**Exercise directions**
Wherever a line below holds the word "text", copy that line.

[Collection entries]
□ □ □

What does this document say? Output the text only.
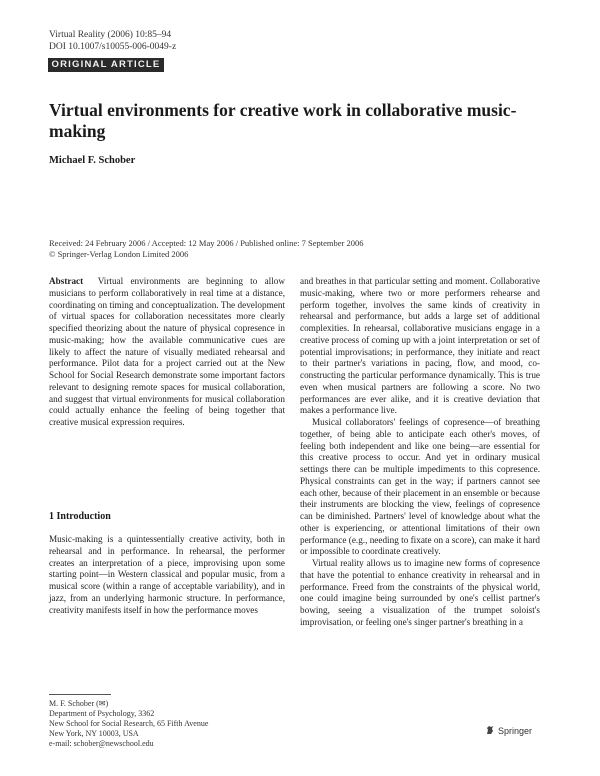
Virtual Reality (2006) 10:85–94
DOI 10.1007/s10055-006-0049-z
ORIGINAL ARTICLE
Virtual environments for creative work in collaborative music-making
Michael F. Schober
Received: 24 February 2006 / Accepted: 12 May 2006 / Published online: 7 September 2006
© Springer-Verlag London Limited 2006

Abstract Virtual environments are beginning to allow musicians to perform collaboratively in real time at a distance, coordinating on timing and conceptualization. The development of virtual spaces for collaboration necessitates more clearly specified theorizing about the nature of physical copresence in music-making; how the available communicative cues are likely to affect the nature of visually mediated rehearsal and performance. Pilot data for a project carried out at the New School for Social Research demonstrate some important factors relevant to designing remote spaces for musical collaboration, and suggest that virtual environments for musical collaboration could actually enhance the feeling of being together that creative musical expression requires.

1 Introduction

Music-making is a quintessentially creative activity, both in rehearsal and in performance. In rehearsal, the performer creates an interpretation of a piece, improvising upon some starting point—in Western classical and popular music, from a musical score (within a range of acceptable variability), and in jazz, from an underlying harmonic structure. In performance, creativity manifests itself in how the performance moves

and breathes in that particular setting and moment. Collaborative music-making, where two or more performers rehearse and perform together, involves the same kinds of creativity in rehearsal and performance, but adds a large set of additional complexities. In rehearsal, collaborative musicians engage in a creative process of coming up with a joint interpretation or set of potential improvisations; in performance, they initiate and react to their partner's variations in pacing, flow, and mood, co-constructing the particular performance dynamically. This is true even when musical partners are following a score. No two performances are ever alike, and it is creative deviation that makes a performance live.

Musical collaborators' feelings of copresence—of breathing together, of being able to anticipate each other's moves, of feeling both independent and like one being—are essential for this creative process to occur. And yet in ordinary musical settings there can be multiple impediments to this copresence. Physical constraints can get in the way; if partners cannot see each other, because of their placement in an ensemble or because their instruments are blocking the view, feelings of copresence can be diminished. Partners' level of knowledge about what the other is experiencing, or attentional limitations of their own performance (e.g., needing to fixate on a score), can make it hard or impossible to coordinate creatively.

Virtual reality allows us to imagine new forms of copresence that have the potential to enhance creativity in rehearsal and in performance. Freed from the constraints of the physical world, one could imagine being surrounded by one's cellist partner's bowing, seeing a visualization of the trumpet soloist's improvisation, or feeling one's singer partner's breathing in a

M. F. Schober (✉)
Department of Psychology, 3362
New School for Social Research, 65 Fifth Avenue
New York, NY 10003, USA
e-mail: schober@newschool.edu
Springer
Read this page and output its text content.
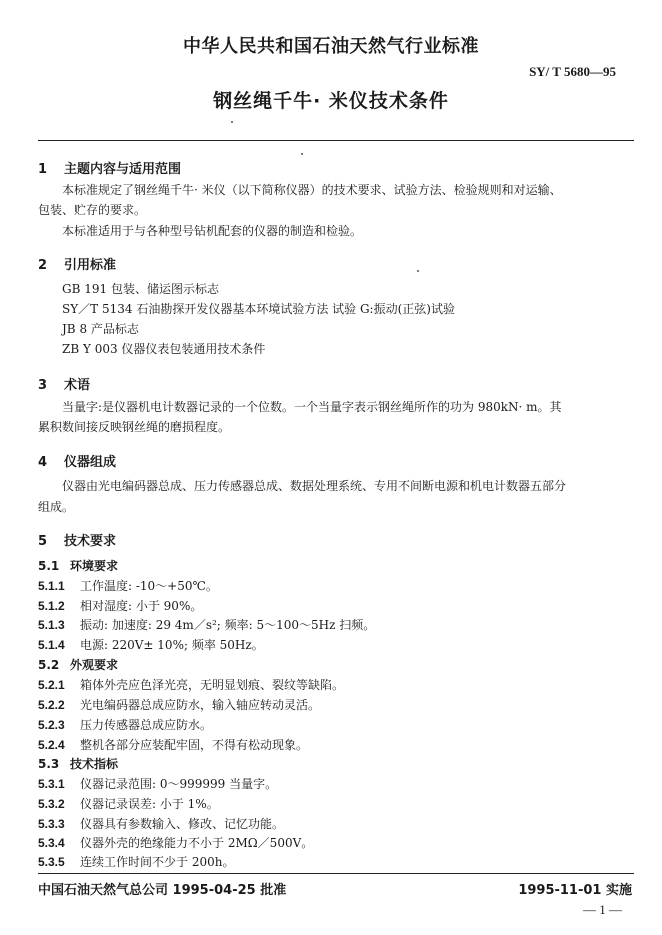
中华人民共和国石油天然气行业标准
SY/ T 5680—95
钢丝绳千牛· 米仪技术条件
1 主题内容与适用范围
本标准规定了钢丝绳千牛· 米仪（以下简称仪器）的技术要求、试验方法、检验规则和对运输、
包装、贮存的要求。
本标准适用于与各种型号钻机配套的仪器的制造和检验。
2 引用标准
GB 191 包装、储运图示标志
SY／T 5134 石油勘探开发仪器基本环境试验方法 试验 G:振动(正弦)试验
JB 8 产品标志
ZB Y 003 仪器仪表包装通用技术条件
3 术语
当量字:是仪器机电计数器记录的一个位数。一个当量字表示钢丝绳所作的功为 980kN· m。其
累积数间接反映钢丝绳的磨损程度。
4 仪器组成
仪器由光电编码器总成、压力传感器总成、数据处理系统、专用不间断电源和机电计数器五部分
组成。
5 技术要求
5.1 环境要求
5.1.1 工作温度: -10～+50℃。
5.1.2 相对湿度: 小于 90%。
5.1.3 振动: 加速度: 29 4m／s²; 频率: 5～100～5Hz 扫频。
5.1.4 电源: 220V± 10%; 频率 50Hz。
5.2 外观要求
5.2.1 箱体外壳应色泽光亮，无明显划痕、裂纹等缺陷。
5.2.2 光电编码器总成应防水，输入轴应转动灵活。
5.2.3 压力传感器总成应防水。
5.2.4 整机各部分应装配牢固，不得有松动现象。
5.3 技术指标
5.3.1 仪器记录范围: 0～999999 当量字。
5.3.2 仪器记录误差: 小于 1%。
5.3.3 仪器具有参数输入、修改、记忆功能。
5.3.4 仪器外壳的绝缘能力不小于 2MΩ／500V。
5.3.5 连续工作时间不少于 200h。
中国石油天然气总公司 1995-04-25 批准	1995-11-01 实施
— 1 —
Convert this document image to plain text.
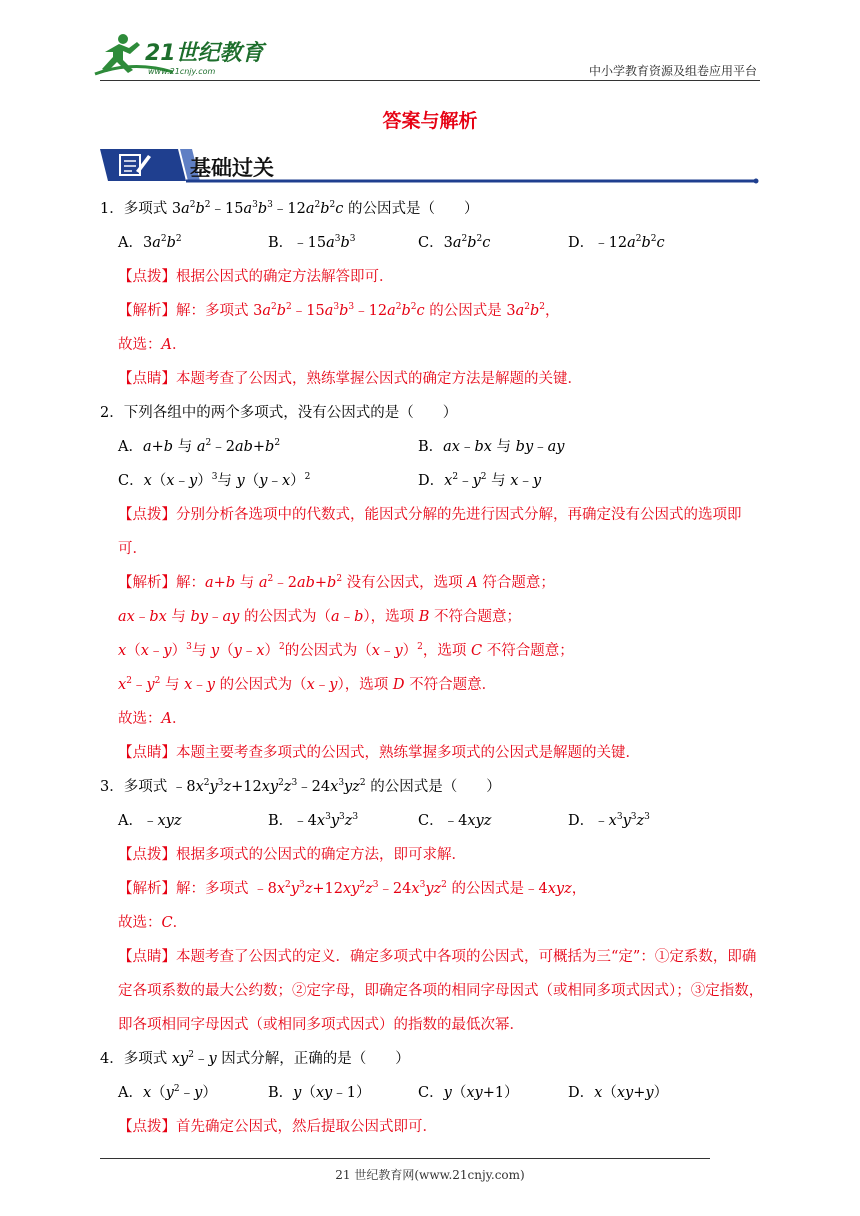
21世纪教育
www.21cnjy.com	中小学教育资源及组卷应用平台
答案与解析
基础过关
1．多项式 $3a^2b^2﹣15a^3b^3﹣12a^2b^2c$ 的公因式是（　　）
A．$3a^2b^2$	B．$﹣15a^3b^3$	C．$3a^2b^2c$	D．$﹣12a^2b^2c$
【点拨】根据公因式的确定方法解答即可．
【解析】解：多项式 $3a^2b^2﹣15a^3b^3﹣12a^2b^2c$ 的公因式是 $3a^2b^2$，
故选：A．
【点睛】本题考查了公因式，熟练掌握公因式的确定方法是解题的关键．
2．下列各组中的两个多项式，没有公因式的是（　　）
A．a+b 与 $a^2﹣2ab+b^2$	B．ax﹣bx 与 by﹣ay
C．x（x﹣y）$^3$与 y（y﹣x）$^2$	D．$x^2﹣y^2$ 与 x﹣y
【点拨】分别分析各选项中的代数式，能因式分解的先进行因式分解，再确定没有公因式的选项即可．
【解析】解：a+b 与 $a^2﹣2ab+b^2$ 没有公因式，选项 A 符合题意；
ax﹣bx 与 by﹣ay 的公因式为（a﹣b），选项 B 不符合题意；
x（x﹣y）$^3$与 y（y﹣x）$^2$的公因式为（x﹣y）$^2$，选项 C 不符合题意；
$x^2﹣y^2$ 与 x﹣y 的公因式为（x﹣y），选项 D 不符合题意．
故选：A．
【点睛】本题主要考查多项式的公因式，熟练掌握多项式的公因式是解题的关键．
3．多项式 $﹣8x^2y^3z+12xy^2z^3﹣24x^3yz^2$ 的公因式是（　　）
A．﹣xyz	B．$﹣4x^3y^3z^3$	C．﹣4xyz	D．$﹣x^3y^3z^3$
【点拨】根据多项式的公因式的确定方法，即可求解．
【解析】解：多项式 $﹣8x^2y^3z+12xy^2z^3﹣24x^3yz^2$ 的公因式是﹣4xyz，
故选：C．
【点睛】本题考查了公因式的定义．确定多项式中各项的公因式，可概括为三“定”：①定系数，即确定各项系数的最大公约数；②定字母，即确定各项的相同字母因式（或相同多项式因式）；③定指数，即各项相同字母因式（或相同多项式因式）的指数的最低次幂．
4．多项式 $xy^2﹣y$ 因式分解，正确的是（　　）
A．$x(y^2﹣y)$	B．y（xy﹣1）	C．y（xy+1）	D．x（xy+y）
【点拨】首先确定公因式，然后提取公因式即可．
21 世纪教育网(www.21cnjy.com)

□ □ □

**Expected answer**
What does this document say? Output the text only.
Read this page and output its text content.
Convert this document image to plain text.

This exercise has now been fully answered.